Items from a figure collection
□ □ □ □ □ □ □

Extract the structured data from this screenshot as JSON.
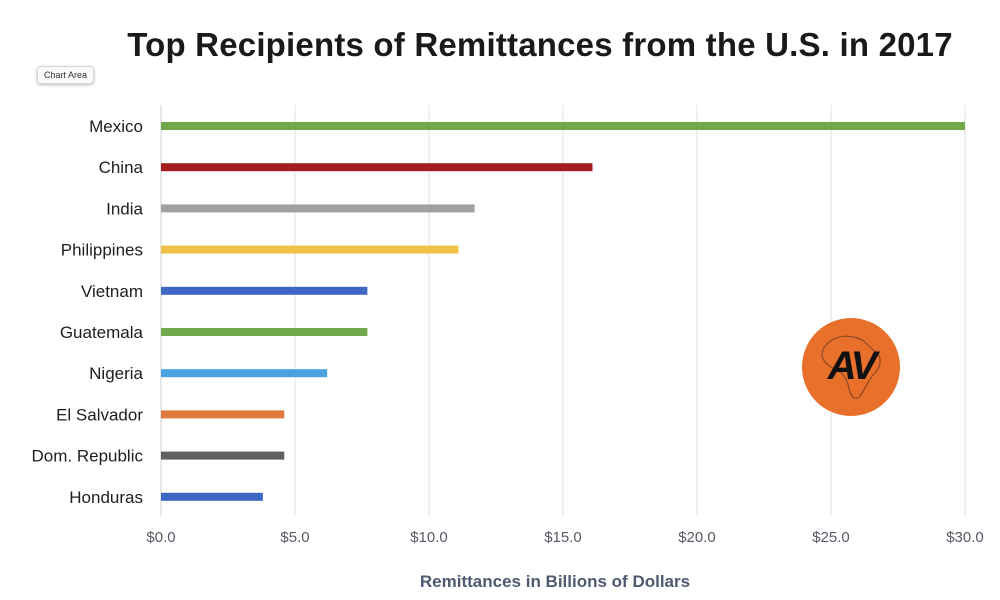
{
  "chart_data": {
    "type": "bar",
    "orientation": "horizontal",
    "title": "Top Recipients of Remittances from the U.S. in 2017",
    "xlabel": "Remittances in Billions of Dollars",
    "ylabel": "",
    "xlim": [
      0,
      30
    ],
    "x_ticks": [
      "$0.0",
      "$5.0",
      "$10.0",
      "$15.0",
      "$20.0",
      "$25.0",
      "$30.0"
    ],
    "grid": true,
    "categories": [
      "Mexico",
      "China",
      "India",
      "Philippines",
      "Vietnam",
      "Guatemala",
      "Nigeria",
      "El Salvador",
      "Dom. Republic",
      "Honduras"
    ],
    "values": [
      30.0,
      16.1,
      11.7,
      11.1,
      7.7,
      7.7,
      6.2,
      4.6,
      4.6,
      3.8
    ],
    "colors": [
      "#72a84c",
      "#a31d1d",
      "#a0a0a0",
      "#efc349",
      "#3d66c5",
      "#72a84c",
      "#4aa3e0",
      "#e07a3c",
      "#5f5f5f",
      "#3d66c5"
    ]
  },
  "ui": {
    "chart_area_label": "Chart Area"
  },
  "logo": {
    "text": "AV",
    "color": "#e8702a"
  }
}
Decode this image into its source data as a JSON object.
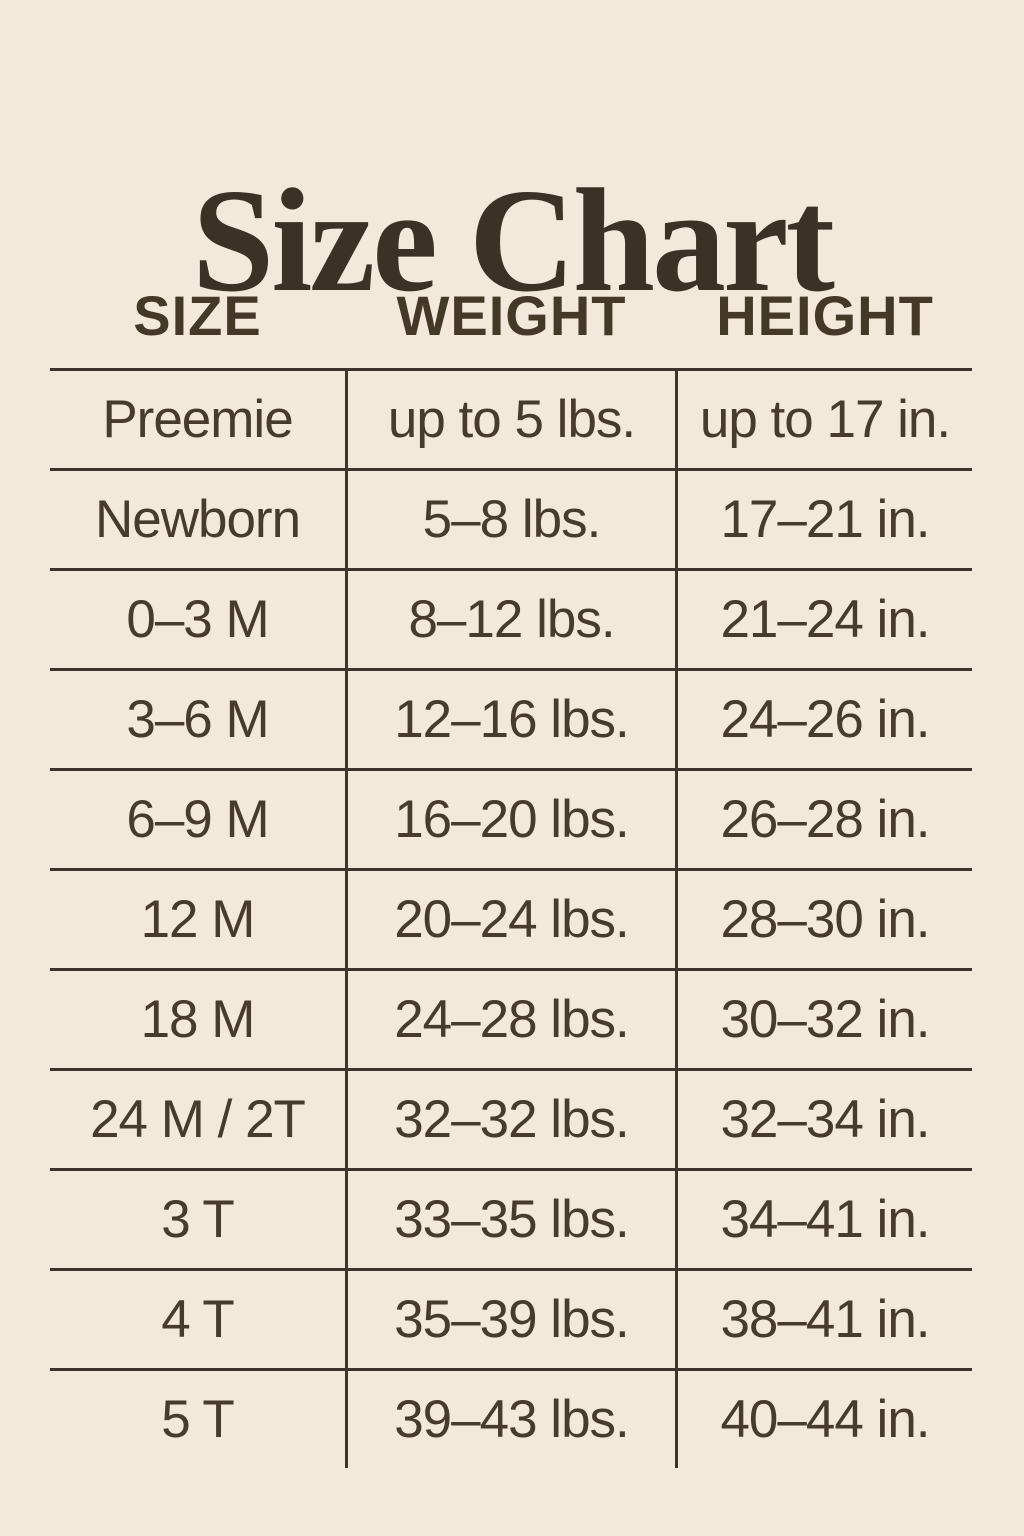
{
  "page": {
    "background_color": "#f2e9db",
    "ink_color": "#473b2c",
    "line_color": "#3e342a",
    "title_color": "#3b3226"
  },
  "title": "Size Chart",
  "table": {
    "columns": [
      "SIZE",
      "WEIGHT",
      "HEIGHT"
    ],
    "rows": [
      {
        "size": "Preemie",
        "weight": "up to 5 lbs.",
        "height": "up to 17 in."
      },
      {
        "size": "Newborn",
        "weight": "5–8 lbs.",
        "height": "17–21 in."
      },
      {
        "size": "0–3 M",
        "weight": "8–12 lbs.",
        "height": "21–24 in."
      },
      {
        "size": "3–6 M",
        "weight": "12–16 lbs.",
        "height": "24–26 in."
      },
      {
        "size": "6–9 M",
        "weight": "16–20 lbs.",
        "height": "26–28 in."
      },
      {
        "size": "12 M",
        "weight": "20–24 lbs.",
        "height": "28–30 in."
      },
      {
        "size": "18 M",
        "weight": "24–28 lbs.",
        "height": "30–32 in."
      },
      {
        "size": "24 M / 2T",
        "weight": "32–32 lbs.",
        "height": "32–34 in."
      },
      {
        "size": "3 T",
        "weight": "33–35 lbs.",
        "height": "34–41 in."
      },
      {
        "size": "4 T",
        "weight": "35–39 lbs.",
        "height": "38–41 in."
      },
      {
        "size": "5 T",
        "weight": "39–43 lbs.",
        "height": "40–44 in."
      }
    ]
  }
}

□ □ □ □ □ □ □

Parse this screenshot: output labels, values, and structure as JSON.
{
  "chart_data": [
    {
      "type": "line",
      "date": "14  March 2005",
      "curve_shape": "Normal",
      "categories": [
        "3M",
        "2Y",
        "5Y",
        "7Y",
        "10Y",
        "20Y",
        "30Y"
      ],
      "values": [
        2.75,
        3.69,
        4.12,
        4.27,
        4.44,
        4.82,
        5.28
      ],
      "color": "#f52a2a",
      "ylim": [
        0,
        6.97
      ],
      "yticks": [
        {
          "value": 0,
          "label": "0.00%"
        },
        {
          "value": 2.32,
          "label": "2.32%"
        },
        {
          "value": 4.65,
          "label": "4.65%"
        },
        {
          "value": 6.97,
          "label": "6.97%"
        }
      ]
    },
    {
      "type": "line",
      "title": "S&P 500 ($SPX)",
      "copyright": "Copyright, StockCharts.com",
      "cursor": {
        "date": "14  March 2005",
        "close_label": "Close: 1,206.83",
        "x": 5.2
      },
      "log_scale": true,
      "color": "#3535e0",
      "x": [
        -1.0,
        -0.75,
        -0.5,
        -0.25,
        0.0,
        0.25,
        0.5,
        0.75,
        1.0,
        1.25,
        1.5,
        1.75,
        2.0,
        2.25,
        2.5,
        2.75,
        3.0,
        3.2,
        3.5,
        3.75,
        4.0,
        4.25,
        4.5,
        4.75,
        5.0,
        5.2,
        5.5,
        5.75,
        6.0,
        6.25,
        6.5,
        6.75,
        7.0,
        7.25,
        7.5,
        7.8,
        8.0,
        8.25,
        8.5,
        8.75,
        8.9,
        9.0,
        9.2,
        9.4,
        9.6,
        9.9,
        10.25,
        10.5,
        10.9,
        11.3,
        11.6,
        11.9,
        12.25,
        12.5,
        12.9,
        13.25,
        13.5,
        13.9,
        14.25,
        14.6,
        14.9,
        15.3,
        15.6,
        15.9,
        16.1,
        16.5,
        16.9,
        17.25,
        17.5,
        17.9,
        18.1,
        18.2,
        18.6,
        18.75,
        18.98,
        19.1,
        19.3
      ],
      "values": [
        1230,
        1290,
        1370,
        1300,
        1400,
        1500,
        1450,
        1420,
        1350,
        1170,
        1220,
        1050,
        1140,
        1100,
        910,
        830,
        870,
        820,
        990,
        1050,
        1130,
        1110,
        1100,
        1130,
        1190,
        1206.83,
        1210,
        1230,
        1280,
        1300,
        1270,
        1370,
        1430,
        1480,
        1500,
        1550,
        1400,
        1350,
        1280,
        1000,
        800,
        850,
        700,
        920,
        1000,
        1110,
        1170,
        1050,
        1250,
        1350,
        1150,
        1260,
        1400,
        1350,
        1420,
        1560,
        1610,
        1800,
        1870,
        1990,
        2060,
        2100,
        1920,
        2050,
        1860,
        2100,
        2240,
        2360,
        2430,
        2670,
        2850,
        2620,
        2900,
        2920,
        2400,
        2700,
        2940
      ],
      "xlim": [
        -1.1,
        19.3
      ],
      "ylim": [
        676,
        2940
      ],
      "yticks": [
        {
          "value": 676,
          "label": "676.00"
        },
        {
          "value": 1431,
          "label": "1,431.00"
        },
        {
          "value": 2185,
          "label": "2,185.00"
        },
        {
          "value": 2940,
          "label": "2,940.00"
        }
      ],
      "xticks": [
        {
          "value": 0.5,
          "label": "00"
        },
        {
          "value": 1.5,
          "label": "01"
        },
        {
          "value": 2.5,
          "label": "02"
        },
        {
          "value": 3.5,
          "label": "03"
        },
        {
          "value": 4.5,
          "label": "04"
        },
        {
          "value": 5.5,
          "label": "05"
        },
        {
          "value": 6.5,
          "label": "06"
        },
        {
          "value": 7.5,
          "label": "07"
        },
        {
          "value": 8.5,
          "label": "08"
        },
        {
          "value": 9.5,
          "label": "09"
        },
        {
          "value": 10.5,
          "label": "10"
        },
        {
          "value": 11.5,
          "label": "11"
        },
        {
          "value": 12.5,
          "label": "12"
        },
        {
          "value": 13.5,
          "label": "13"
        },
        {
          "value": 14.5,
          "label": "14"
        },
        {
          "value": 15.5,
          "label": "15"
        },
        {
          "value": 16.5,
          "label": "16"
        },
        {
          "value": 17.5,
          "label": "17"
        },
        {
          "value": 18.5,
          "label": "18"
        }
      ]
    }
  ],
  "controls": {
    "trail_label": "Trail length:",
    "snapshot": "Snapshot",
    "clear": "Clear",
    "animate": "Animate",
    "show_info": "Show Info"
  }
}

□ □ □ □ □ □ □

## Directions
In the records above, locate the lines holding the word "March". Copy each of them.

## Solution to this problem
      "date": "14  March 2005",
        "date": "14  March 2005",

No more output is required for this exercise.